▽

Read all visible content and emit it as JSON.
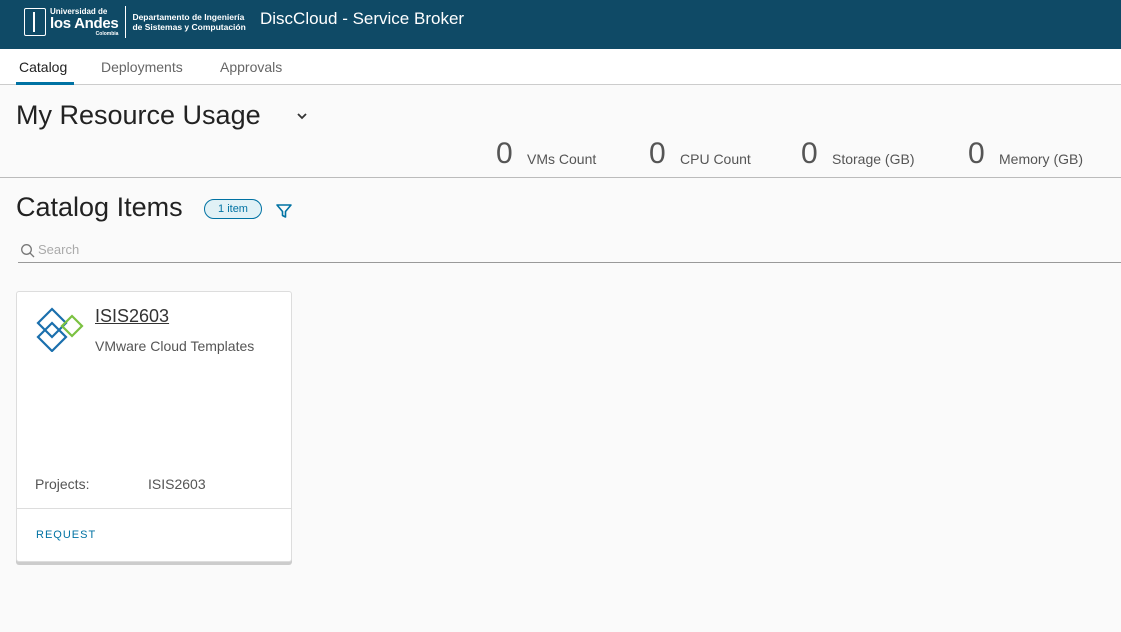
{
  "header": {
    "logo": {
      "university_top": "Universidad de",
      "university_main": "los Andes",
      "university_sub": "Colombia",
      "department_line1": "Departamento de Ingeniería",
      "department_line2": "de Sistemas y Computación"
    },
    "app_title": "DiscCloud - Service Broker",
    "bg_color": "#0f4a66"
  },
  "nav": {
    "tabs": [
      {
        "label": "Catalog",
        "active": true
      },
      {
        "label": "Deployments",
        "active": false
      },
      {
        "label": "Approvals",
        "active": false
      }
    ],
    "accent_color": "#0072a3"
  },
  "usage": {
    "title": "My Resource Usage",
    "stats": [
      {
        "value": "0",
        "label": "VMs Count"
      },
      {
        "value": "0",
        "label": "CPU Count"
      },
      {
        "value": "0",
        "label": "Storage (GB)"
      },
      {
        "value": "0",
        "label": "Memory (GB)"
      }
    ]
  },
  "catalog": {
    "title": "Catalog Items",
    "count_badge": "1 item",
    "search_placeholder": "Search",
    "search_value": "",
    "items": [
      {
        "title": "ISIS2603",
        "subtitle": "VMware Cloud Templates",
        "projects_label": "Projects:",
        "projects_value": "ISIS2603",
        "action_label": "REQUEST",
        "icon": "vmware-cloud-template-icon"
      }
    ]
  }
}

△

**SET TASK**
Leave out the pictures and copy the rest of the material above exactly.

**THE RESULT**
Read all visible content and emit it as JSON.
{
  "header": {
    "logo": {
      "university_top": "Universidad de",
      "university_main": "los Andes",
      "university_sub": "Colombia",
      "department_line1": "Departamento de Ingeniería",
      "department_line2": "de Sistemas y Computación"
    },
    "app_title": "DiscCloud - Service Broker",
    "bg_color": "#0f4a66"
  },
  "nav": {
    "tabs": [
      {
        "label": "Catalog",
        "active": true
      },
      {
        "label": "Deployments",
        "active": false
      },
      {
        "label": "Approvals",
        "active": false
      }
    ],
    "accent_color": "#0072a3"
  },
  "usage": {
    "title": "My Resource Usage",
    "stats": [
      {
        "value": "0",
        "label": "VMs Count"
      },
      {
        "value": "0",
        "label": "CPU Count"
      },
      {
        "value": "0",
        "label": "Storage (GB)"
      },
      {
        "value": "0",
        "label": "Memory (GB)"
      }
    ]
  },
  "catalog": {
    "title": "Catalog Items",
    "count_badge": "1 item",
    "search_placeholder": "Search",
    "search_value": "",
    "items": [
      {
        "title": "ISIS2603",
        "subtitle": "VMware Cloud Templates",
        "projects_label": "Projects:",
        "projects_value": "ISIS2603",
        "action_label": "REQUEST",
        "icon": "vmware-cloud-template-icon"
      }
    ]
  }
}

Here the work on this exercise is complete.